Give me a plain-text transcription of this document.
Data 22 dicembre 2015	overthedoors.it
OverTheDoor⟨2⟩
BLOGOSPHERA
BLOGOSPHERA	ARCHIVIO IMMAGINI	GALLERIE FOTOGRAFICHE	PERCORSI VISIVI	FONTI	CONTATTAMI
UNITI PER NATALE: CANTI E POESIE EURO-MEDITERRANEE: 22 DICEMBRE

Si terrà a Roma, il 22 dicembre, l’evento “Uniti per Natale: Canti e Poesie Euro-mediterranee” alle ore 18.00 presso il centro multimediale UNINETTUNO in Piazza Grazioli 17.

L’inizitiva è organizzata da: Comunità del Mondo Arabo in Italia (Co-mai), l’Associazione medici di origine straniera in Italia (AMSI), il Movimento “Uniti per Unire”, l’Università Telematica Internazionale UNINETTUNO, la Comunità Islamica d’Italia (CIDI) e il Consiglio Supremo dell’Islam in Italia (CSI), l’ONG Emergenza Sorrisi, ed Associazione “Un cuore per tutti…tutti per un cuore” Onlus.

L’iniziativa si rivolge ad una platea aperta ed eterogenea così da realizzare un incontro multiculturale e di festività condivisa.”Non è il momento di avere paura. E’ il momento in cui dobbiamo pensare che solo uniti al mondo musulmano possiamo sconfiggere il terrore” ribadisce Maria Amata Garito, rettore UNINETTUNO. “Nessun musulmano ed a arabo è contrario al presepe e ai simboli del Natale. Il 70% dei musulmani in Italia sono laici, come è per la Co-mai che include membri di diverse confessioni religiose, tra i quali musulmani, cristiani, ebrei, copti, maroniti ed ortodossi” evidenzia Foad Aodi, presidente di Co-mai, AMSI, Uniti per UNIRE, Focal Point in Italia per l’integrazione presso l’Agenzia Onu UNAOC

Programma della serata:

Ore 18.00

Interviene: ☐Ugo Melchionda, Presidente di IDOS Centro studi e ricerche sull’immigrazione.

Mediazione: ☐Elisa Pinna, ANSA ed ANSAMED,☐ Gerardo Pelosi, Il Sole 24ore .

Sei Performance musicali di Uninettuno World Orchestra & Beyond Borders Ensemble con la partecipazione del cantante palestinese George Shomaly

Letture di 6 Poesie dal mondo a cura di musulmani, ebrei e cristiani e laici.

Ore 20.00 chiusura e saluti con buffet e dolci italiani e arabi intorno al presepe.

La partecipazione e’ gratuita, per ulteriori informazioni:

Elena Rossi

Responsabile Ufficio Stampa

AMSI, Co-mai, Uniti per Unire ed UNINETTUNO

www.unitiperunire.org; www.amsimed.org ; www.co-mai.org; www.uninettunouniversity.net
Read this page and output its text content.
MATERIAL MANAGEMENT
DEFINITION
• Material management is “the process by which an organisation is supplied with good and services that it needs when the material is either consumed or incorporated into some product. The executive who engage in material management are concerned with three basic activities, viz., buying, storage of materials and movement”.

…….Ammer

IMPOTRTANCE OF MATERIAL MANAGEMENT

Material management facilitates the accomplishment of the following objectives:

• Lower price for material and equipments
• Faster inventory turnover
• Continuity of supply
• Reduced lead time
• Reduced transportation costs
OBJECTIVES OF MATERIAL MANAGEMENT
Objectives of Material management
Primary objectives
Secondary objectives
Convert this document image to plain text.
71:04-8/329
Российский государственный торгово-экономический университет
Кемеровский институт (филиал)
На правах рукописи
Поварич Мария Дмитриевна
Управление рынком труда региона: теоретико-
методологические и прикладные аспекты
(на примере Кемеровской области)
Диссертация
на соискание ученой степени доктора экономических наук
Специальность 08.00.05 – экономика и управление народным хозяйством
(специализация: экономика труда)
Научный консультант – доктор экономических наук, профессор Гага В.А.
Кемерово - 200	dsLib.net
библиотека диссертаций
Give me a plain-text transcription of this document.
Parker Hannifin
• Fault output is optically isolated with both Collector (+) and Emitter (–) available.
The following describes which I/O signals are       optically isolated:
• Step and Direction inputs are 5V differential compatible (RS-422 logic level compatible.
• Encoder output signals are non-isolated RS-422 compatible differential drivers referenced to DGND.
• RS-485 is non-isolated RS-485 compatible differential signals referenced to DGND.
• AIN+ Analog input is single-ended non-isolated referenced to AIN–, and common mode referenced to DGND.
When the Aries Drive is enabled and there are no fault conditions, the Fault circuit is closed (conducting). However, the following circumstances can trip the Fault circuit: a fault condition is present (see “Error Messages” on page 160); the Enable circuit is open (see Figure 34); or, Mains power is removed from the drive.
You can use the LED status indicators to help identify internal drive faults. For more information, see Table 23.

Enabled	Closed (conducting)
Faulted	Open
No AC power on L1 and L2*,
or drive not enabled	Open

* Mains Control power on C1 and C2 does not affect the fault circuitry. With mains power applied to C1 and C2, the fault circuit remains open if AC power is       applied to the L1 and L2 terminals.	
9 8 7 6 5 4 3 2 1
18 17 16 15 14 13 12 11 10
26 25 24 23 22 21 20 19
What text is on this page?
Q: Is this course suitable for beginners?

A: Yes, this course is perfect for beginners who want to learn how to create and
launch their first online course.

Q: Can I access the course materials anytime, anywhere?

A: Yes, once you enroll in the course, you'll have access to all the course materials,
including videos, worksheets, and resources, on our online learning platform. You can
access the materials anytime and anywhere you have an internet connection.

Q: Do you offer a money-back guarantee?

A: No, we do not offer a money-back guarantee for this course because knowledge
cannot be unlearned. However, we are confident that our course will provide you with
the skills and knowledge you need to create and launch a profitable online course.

==================================================

* [Problem] Working from the listing above, pick out every line that has "beginners" and copy it.

* [Answer for the task]
Q: Is this course suitable for beginners?
A: Yes, this course is perfect for beginners who want to learn how to create and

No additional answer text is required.